Extracted records:
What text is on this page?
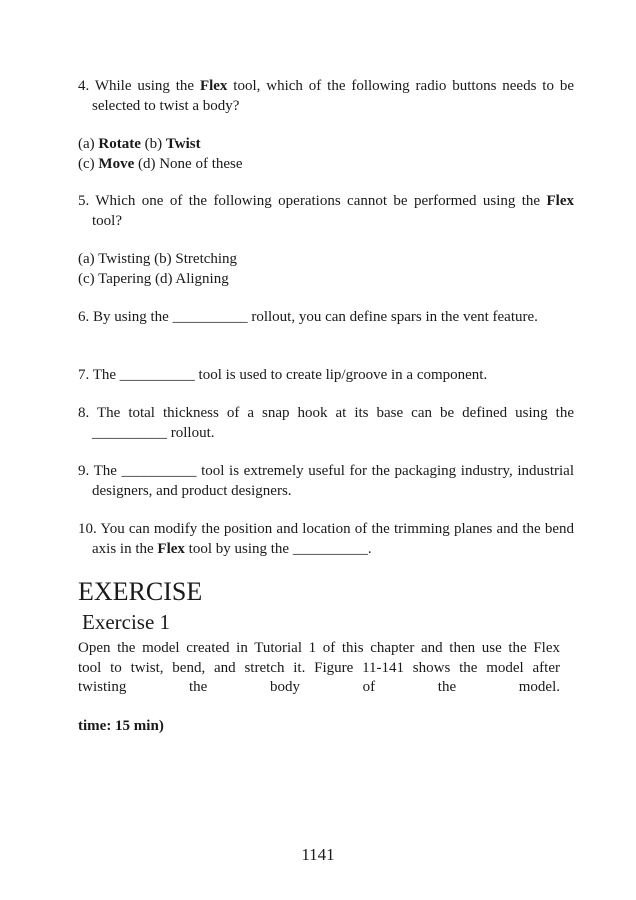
4. While using the Flex tool, which of the following radio buttons needs to be selected to twist a body?

(a) Rotate (b) Twist
(c) Move (d) None of these

5. Which one of the following operations cannot be performed using the Flex tool?

(a) Twisting (b) Stretching
(c) Tapering (d) Aligning

6. By using the __________ rollout, you can define spars in the vent feature.

7. The __________ tool is used to create lip/groove in a component.

8. The total thickness of a snap hook at its base can be defined using the __________ rollout.

9. The __________ tool is extremely useful for the packaging industry, industrial designers, and product designers.

10. You can modify the position and location of the trimming planes and the bend axis in the Flex tool by using the __________.

EXERCISE
Exercise 1

Open the model created in Tutorial 1 of this chapter and then use the Flex
tool to twist, bend, and stretch it. Figure 11-141 shows the model after
twisting the body of the model.

time: 15 min)

1141
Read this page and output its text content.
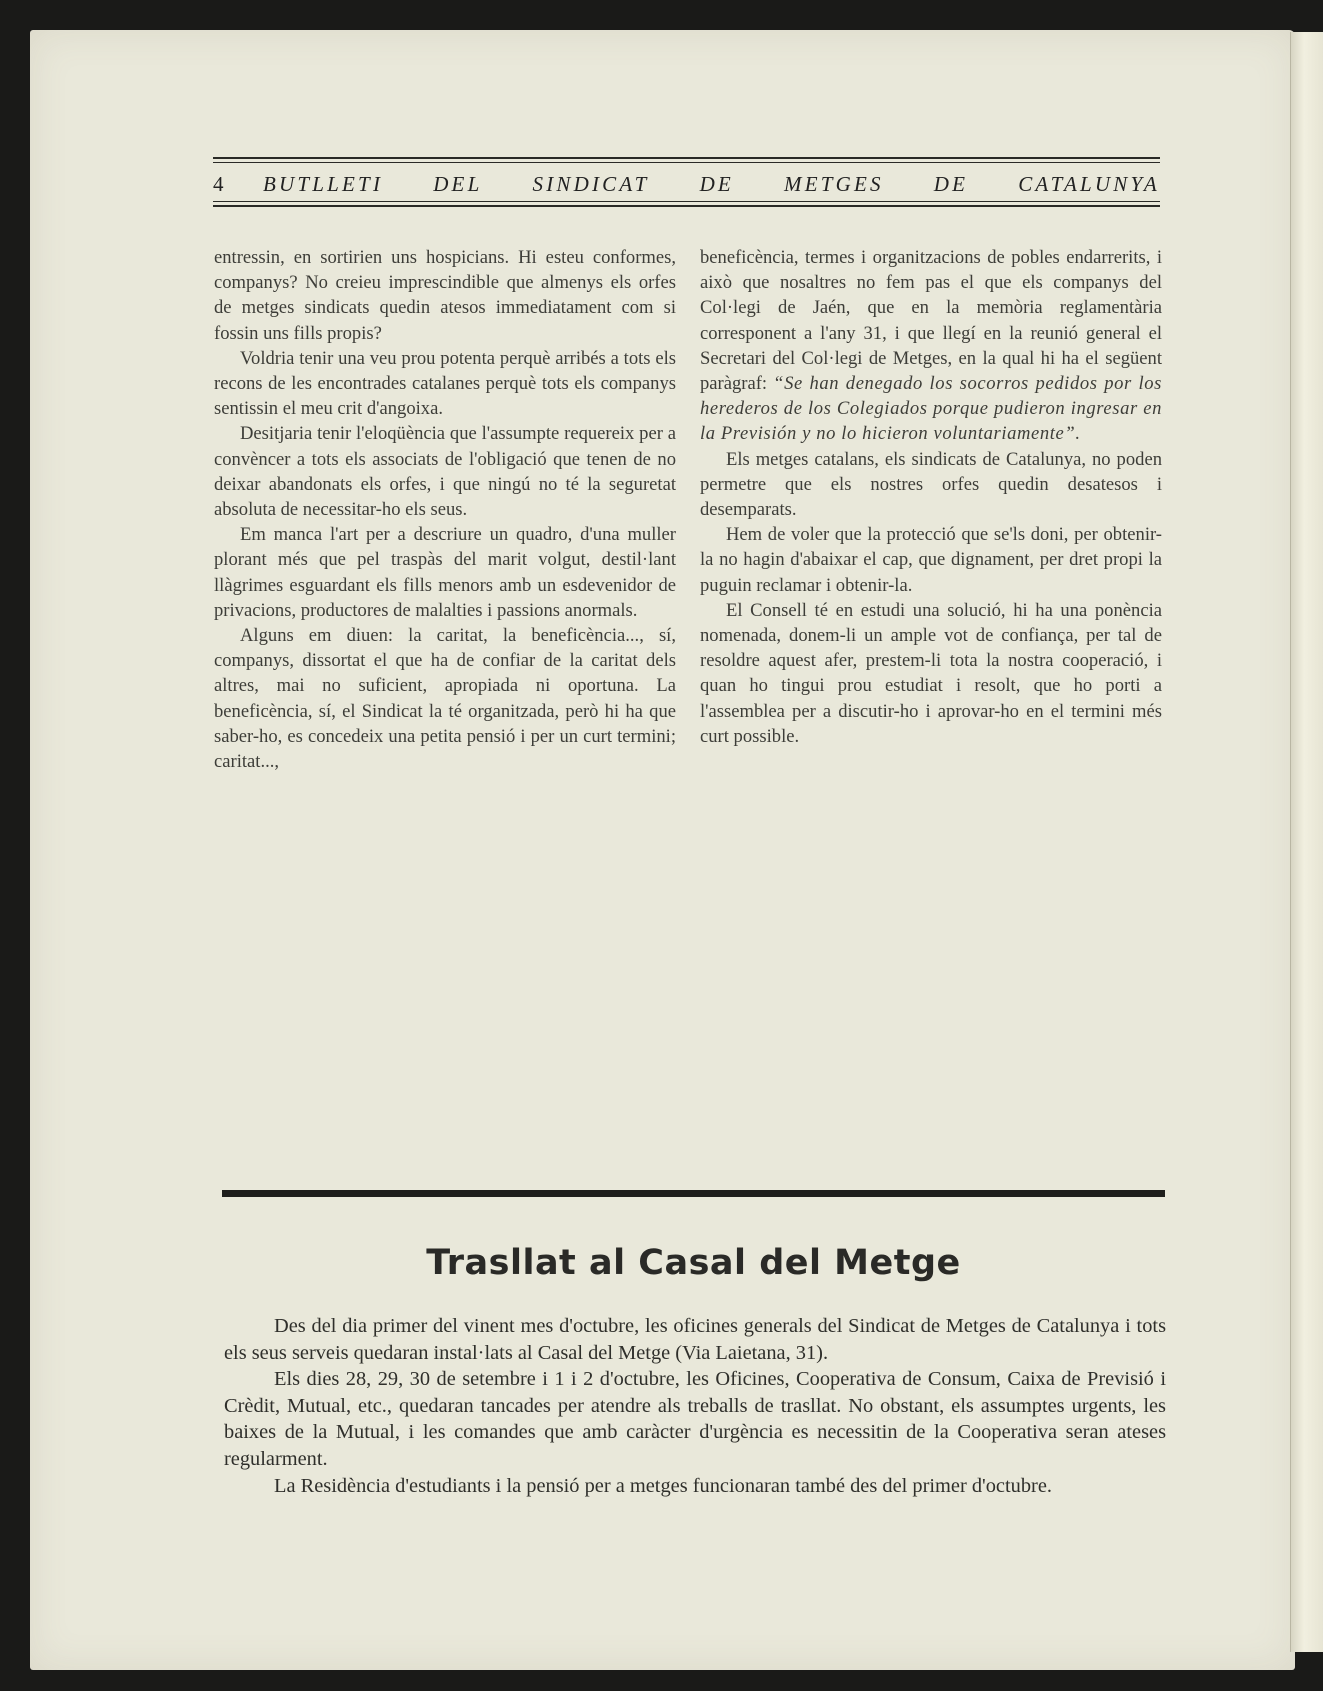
4	BUTLLETI DEL SINDICAT DE METGES DE CATALUNYA

entressin, en sortirien uns hospicians. Hi esteu conformes, companys? No creieu imprescindible que almenys els orfes de metges sindicats quedin atesos immediatament com si fossin uns fills propis?

Voldria tenir una veu prou potenta perquè arribés a tots els recons de les encontrades catalanes perquè tots els companys sentissin el meu crit d'angoixa.

Desitjaria tenir l'eloqüència que l'assumpte requereix per a convèncer a tots els associats de l'obligació que tenen de no deixar abandonats els orfes, i que ningú no té la seguretat absoluta de necessitar-ho els seus.

Em manca l'art per a descriure un quadro, d'una muller plorant més que pel traspàs del marit volgut, destil·lant llàgrimes esguardant els fills menors amb un esdevenidor de privacions, productores de malalties i passions anormals.

Alguns em diuen: la caritat, la beneficència..., sí, companys, dissortat el que ha de confiar de la caritat dels altres, mai no suficient, apropiada ni oportuna. La beneficència, sí, el Sindicat la té organitzada, però hi ha que saber-ho, es concedeix una petita pensió i per un curt termini; caritat...,

beneficència, termes i organitzacions de pobles endarrerits, i això que nosaltres no fem pas el que els companys del Col·legi de Jaén, que en la memòria reglamentària corresponent a l'any 31, i que llegí en la reunió general el Secretari del Col·legi de Metges, en la qual hi ha el següent paràgraf: “Se han denegado los socorros pedidos por los herederos de los Colegiados porque pudieron ingresar en la Previsión y no lo hicieron voluntariamente”.

Els metges catalans, els sindicats de Catalunya, no poden permetre que els nostres orfes quedin desatesos i desemparats.

Hem de voler que la protecció que se'ls doni, per obtenir-la no hagin d'abaixar el cap, que dignament, per dret propi la puguin reclamar i obtenir-la.

El Consell té en estudi una solució, hi ha una ponència nomenada, donem-li un ample vot de confiança, per tal de resoldre aquest afer, prestem-li tota la nostra cooperació, i quan ho tingui prou estudiat i resolt, que ho porti a l'assemblea per a discutir-ho i aprovar-ho en el termini més curt possible.

Trasllat al Casal del Metge

Des del dia primer del vinent mes d'octubre, les oficines generals del Sindicat de Metges de Catalunya i tots els seus serveis quedaran instal·lats al Casal del Metge (Via Laietana, 31).

Els dies 28, 29, 30 de setembre i 1 i 2 d'octubre, les Oficines, Cooperativa de Consum, Caixa de Previsió i Crèdit, Mutual, etc., quedaran tancades per atendre als treballs de trasllat. No obstant, els assumptes urgents, les baixes de la Mutual, i les comandes que amb caràcter d'urgència es necessitin de la Cooperativa seran ateses regularment.

La Residència d'estudiants i la pensió per a metges funcionaran també des del primer d'octubre.
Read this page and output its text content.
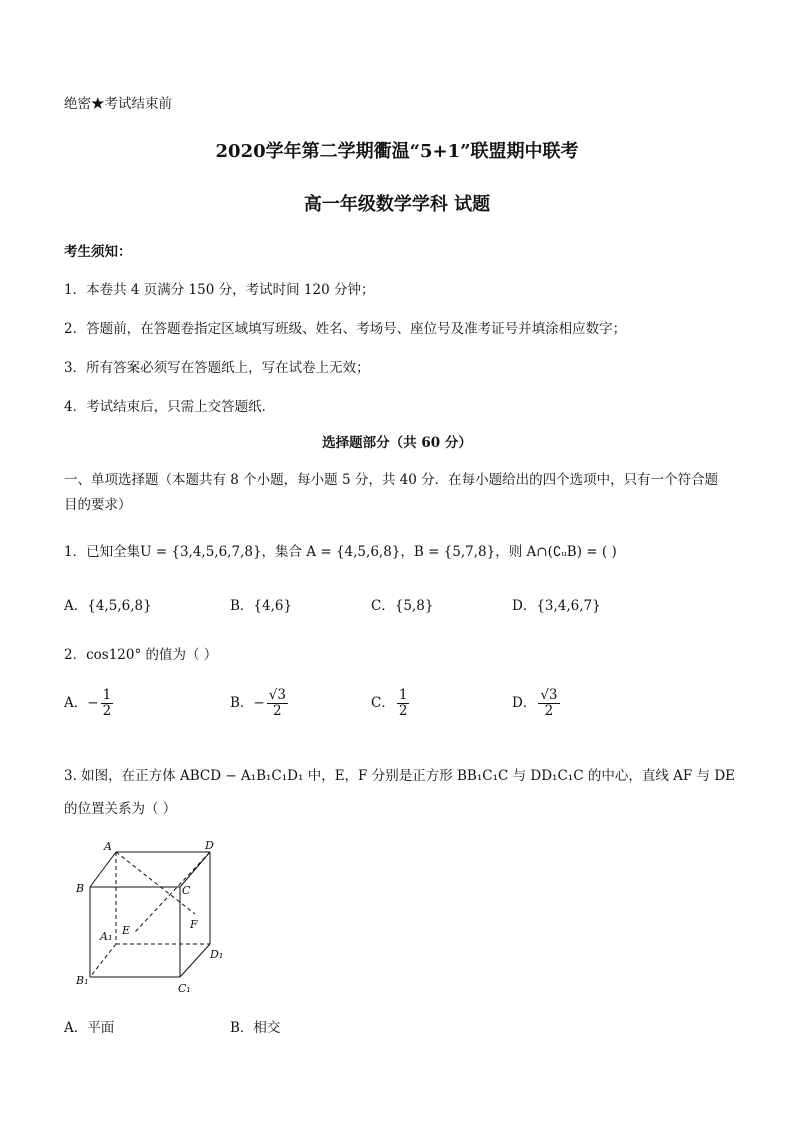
绝密★考试结束前
2020学年第二学期衢温“5+1”联盟期中联考
高一年级数学学科 试题
考生须知：
1．本卷共 4 页满分 150 分，考试时间 120 分钟；
2．答题前，在答题卷指定区域填写班级、姓名、考场号、座位号及准考证号并填涂相应数字；
3．所有答案必须写在答题纸上，写在试卷上无效；
4．考试结束后，只需上交答题纸．
选择题部分（共 60 分）
一、单项选择题（本题共有 8 个小题，每小题 5 分，共 40 分．在每小题给出的四个选项中，只有一个符合题
目的要求）
1．已知全集U = {3,4,5,6,7,8}，集合 A = {4,5,6,8}，B = {5,7,8}，则 A∩(∁ᵤB) = ( )
A．{4,5,6,8}	B．{4,6}	C．{5,8}	D．{3,4,6,7}
2．cos120° 的值为（ ）
A．− $\frac{1}{2}$	B．− $\frac{√3}{2}$	C． $\frac{1}{2}$	D． $\frac{√3}{2}$
3. 如图，在正方体 ABCD − A₁B₁C₁D₁ 中，E，F 分别是正方形 BB₁C₁C 与 DD₁C₁C 的中心，直线 AF 与 DE
的位置关系为（ ）
A	D
B	C
A₁ E	F
D₁
B₁
C₁
A．平面	B．相交
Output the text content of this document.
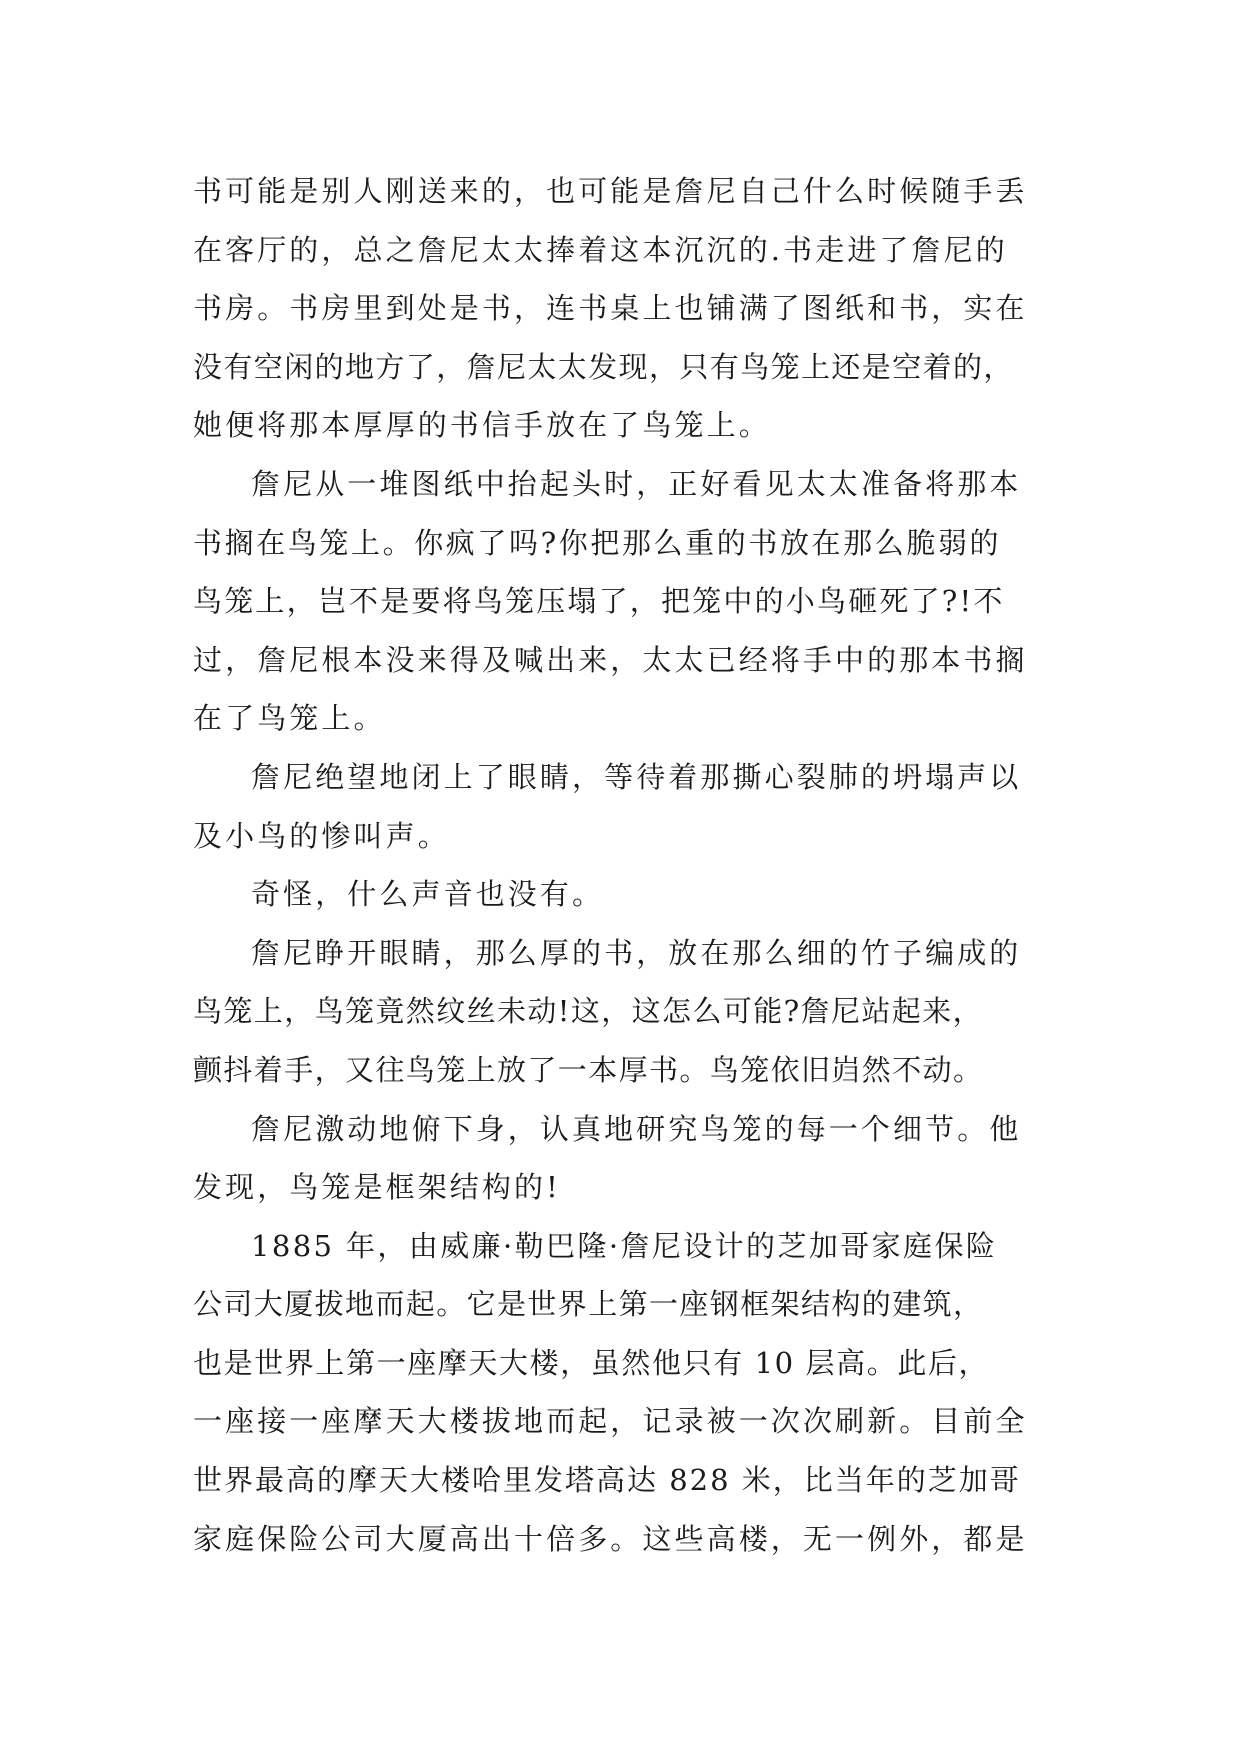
书可能是别人刚送来的，也可能是詹尼自己什么时候随手丢
在客厅的，总之詹尼太太捧着这本沉沉的.书走进了詹尼的
书房。书房里到处是书，连书桌上也铺满了图纸和书，实在
没有空闲的地方了，詹尼太太发现，只有鸟笼上还是空着的，
她便将那本厚厚的书信手放在了鸟笼上。
詹尼从一堆图纸中抬起头时，正好看见太太准备将那本
书搁在鸟笼上。你疯了吗?你把那么重的书放在那么脆弱的
鸟笼上，岂不是要将鸟笼压塌了，把笼中的小鸟砸死了?!不
过，詹尼根本没来得及喊出来，太太已经将手中的那本书搁
在了鸟笼上。
詹尼绝望地闭上了眼睛，等待着那撕心裂肺的坍塌声以
及小鸟的惨叫声。
奇怪，什么声音也没有。
詹尼睁开眼睛，那么厚的书，放在那么细的竹子编成的
鸟笼上，鸟笼竟然纹丝未动!这，这怎么可能?詹尼站起来，
颤抖着手，又往鸟笼上放了一本厚书。鸟笼依旧岿然不动。
詹尼激动地俯下身，认真地研究鸟笼的每一个细节。他
发现，鸟笼是框架结构的!
1885 年，由威廉·勒巴隆·詹尼设计的芝加哥家庭保险
公司大厦拔地而起。它是世界上第一座钢框架结构的建筑，
也是世界上第一座摩天大楼，虽然他只有 10 层高。此后，
一座接一座摩天大楼拔地而起，记录被一次次刷新。目前全
世界最高的摩天大楼哈里发塔高达 828 米，比当年的芝加哥
家庭保险公司大厦高出十倍多。这些高楼，无一例外，都是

**What to produce:** From the data, list each line in which the string "sindicats" appears.

**Final answer:**
entressin, en sortirien uns hospicians. Hi esteu conformes, companys? No creieu imprescindible que almenys els orfes de metges sindicats quedin atesos immediatament com si fossin uns fills propis?
Els metges catalans, els sindicats de Catalunya, no poden permetre que els nostres orfes quedin desatesos i desemparats.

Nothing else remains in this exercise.